Exercise directions:
Write out the lines of the records exactly as they appear, starting with the first line and going through the line that contains "volume-bar xyxy=(350,737,355,758)".

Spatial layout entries
◆ ◆ ◆ ◆ ◆ ◆ ◆

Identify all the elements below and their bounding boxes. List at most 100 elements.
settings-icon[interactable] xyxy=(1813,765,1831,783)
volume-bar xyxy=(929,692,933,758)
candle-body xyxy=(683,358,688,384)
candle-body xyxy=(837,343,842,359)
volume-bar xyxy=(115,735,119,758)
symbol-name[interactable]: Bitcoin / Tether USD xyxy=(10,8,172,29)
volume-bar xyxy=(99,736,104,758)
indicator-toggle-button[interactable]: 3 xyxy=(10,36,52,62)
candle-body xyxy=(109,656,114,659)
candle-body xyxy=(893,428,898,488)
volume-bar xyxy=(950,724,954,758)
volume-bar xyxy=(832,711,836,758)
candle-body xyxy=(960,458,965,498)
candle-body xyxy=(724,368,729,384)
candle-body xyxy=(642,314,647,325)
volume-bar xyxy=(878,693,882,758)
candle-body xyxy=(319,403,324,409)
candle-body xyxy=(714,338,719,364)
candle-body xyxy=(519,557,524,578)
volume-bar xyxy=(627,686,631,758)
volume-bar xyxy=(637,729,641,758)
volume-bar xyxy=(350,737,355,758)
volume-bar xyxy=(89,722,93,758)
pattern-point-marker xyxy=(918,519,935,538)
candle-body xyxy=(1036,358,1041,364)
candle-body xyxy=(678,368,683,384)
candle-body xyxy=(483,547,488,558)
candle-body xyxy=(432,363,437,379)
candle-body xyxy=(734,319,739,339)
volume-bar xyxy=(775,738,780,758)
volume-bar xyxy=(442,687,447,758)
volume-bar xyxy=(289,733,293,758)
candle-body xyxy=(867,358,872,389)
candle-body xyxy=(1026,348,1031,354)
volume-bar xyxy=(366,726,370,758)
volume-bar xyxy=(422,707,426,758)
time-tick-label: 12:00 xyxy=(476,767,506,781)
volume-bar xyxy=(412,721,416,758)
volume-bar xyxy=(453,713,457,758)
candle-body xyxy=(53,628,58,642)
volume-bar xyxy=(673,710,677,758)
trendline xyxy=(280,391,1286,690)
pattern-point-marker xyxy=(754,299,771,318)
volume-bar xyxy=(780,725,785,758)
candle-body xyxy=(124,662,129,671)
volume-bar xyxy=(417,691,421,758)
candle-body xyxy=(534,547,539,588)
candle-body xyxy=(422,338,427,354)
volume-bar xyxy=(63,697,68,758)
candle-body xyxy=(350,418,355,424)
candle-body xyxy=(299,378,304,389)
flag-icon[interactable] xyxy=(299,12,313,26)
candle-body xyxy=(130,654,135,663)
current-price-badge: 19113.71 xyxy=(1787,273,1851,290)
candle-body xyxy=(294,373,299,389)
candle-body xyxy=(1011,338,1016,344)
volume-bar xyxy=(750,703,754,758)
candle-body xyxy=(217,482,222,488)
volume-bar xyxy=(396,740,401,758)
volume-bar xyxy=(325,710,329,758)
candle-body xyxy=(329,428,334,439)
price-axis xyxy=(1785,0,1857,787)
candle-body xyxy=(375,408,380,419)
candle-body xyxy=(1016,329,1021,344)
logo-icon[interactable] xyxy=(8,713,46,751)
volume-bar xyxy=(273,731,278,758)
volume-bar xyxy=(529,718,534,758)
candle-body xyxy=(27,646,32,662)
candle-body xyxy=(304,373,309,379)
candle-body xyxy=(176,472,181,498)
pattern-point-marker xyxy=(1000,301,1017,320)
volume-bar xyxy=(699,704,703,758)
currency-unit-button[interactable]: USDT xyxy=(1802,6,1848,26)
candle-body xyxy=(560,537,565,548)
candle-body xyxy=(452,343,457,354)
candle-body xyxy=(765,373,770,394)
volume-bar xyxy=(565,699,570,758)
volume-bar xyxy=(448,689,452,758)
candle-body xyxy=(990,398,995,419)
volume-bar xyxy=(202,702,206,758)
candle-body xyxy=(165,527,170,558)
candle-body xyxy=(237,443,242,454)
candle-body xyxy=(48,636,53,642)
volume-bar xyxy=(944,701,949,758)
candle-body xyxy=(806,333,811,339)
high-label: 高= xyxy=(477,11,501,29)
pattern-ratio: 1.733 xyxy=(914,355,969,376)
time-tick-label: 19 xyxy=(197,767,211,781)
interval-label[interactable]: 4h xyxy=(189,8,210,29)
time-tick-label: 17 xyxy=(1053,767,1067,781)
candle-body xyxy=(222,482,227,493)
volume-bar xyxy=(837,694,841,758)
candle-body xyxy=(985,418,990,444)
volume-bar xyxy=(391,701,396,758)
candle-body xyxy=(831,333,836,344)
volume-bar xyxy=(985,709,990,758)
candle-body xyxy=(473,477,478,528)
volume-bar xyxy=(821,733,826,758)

◆ ◆ ◆ ◆ ◆ ◆ ◆

Answer to this task:
Identify all the elements below and their bounding boxes. List at most 100 elements.
settings-icon[interactable] xyxy=(1813,765,1831,783)
volume-bar xyxy=(929,692,933,758)
candle-body xyxy=(683,358,688,384)
candle-body xyxy=(837,343,842,359)
volume-bar xyxy=(115,735,119,758)
symbol-name[interactable]: Bitcoin / Tether USD xyxy=(10,8,172,29)
volume-bar xyxy=(99,736,104,758)
indicator-toggle-button[interactable]: 3 xyxy=(10,36,52,62)
candle-body xyxy=(109,656,114,659)
candle-body xyxy=(893,428,898,488)
volume-bar xyxy=(950,724,954,758)
volume-bar xyxy=(832,711,836,758)
candle-body xyxy=(960,458,965,498)
candle-body xyxy=(724,368,729,384)
candle-body xyxy=(642,314,647,325)
volume-bar xyxy=(878,693,882,758)
candle-body xyxy=(319,403,324,409)
candle-body xyxy=(714,338,719,364)
candle-body xyxy=(519,557,524,578)
volume-bar xyxy=(627,686,631,758)
volume-bar xyxy=(637,729,641,758)
volume-bar xyxy=(350,737,355,758)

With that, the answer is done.